(YOUR TASKS):
1 – In the South African timeline excerpt below, which groups does the entry on the Azanian People's Organization say the movement is open to? List each one.
2 – Using the South African timeline excerpt below, decide whether each statement agrees with it. Answer yes or no for each, and quote the words from the excerpt that settle it. (a) The Azanian People's Organization is open to Whites. (b) Marriage Act No 21 commenced on 2 July 1979. (c) The Commission of Inquiry into Alleged Irregularities in the Former Department of Information was chaired by R.P.B. Erasmus.
3 – Extend the South African timeline excerpt below, picking up after its final entry.

(EXCERPTED PASSAGE):
-- BEGIN --
A new black political movement, the Azanian People’s Organization (AZAPO), is formed at an inaugural conference at Roodepoort, near Johannesburg. It is open to Blacks, Coloureds and Indians, but closed to Whites. It adopts the slogan of the banned Black People’s Convention - ‘One Azania, one People’ and will oppose all institutions created by the government, from homelands to Community Councils.

1978

Riotous Assemblies Amendment Act

Amended the 1956 Riotous Assemblies Act [SA] and made provisions relating to the prohibition of gatherings and the dispersal of unlawful gatherings.

1978

Marriage Act No 21:

Made further amendments to the Marriage Act No 4 of 1972, largely in keeping with South African trends.
Commenced: 2 July 1979

1978

Lebowa: Social Pensions Act No 11:
Commenced: 1 September 1979

1978 - 1979

Commission of Inquiry into Alleged Irregularities in the Former Department of Information

Mandate: To evaluate and make findings and recommendations on certain evidence of alleged irregularities in the former Department of Information which had come to light through other authorities and through the press; and [for the supplementary report] to extend the inquiry into new facets and areas brought to light in the course of the Commission’s first inquiry.
Date of Report: 1978, supplementary report 1979
Chair: ERASMUS, R.P.B.
Ref: RP 63/1979 (supplementary report)

1978

Mr P. W. Botha is elected as Prime Minister.
-- END --
(SOURCE MATERIAL):
-- BEGIN --
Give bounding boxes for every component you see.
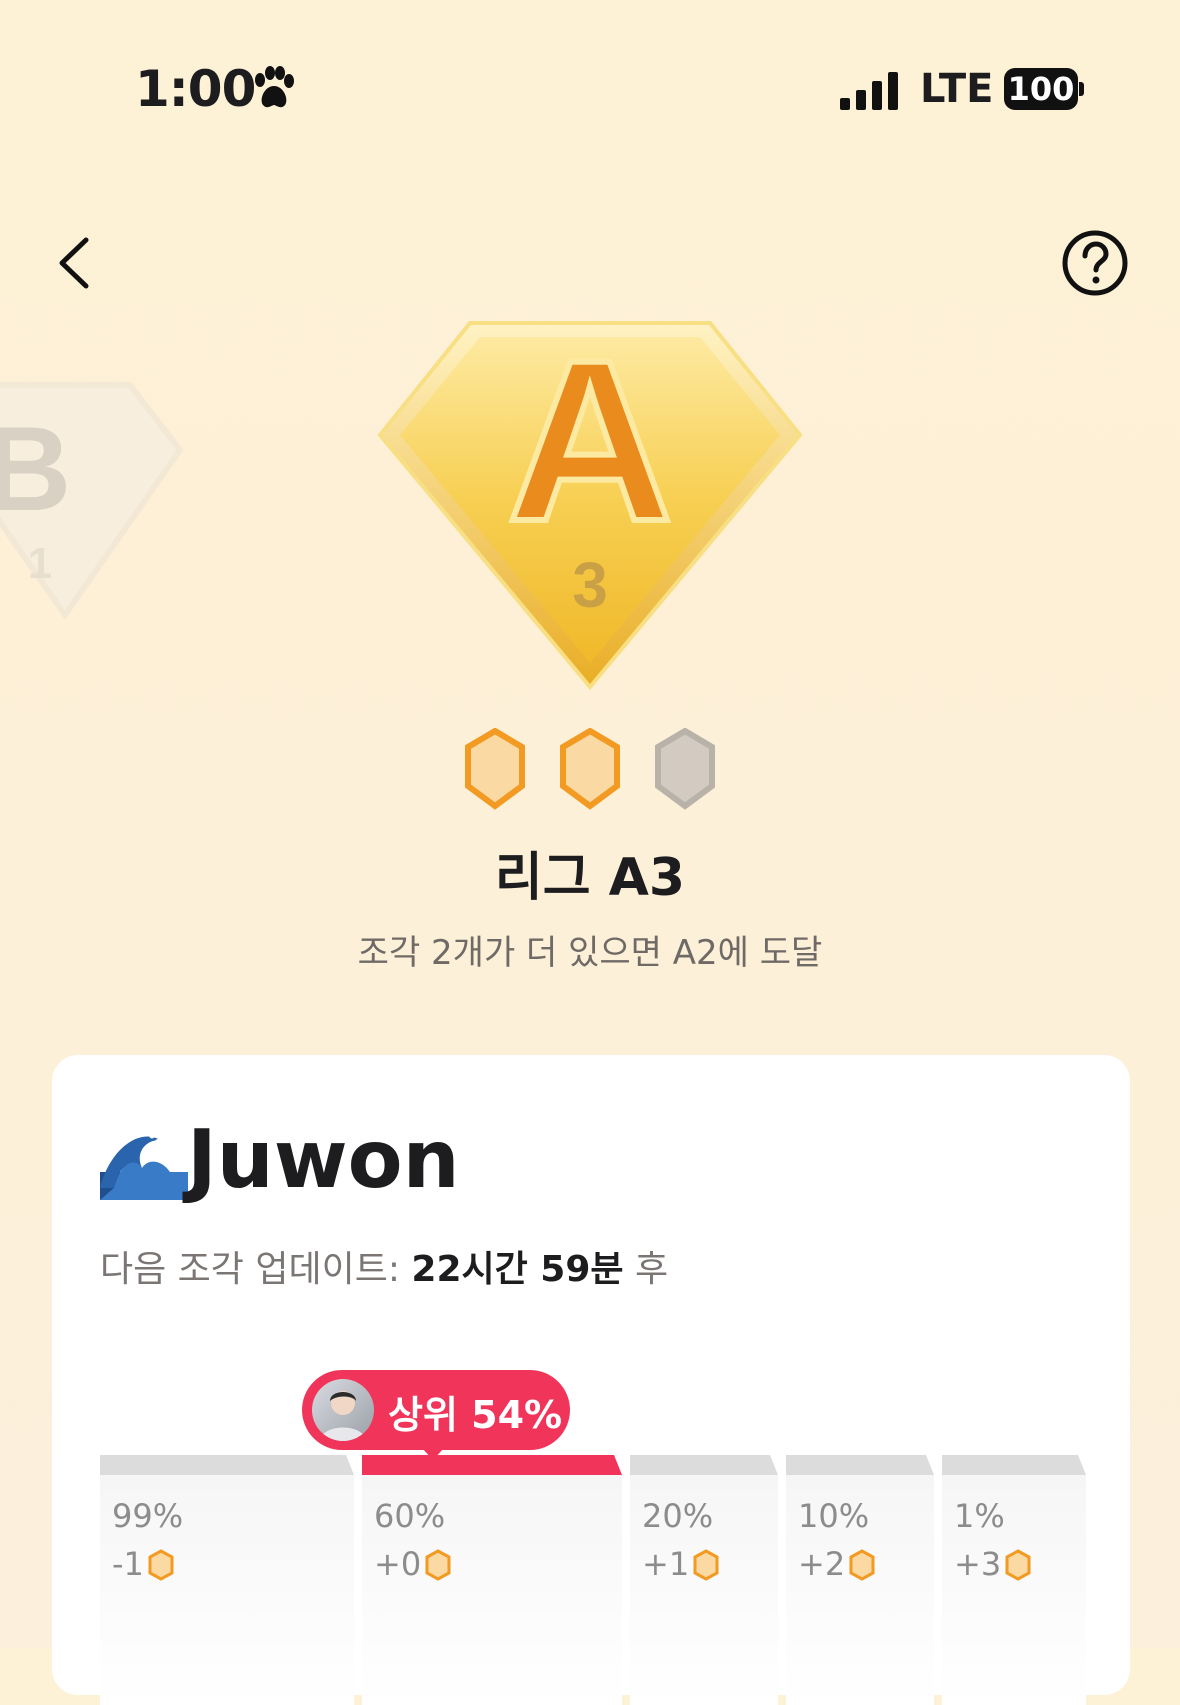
-- END --
(ANSWERS):
1 – Blacks, Coloureds and Indians.

2 –
(a) No: "closed to Whites."
(b) Yes: "Commenced: 2 July 1979"
(c) Yes: "Chair: ERASMUS, R.P.B."

3 –
The (Coloured) Labour Party, (Indian) Reformed Party and Inkatha formed the South African Black Alliance.

1978

It is estimated that 4 000 refugees were undergoing military training in Angola, Mocambique, Libya and Tanzania.

1978

9 832 persons were removed to the homelands.

1978

1 096 publications were banned and 300 films banned or subjected to age restrictions and excision.

1978

Helen Suzman receives a United Nations Human Rights Award

1978 - 1980

Robert McBride assists his father in his workshop 'Utility Services'. At some point in 1978/79 his father begins burglar guards, fire-staircases and other light engineering steel work. This draws him away from his studies and favourite sport, rugby, at which he is very skilled but has little scope for development.

Robert is also involved in the collection of payment from customers, and has many encounters with gangs.

1978

Wits University stuns Kaizer Chiefs (3-2) in the first Mainstay Cup final.

1978

The American Television Channel, CBS, interviews Thabo Mbeki age 36 on the South African political situation and apartheid. Thabo give a hint that the ANC is abandoning the arm struggle and is prepare to negotiate for a peaceful transition of a democratic elected government in South Africa.

1978
January

Dr Richard Turner was shot dead in his home.

1978
1 January

The study privileges of Sisulu and Mandela are permanently withdrawn.

1978
6 January

Donald Woods, banned editor of the Daily Dispatch (East London) reaches Britain with his family, having fled South Africa via Lesotho and Botswana. The pro-government Afrikaans press launches a virulent campaign against him: the British and American press in contrast give wide and sympathetic coverage to the story of his escape.

1978
8 January

The murder of political scientist and author Dr. Richard Turner, in Durban, by an untraced assassin, is thought to have political implications. As one of eight leaders of NUSAS (the National Union of South African Students) Dr. Turner was served with a banning order in 1973.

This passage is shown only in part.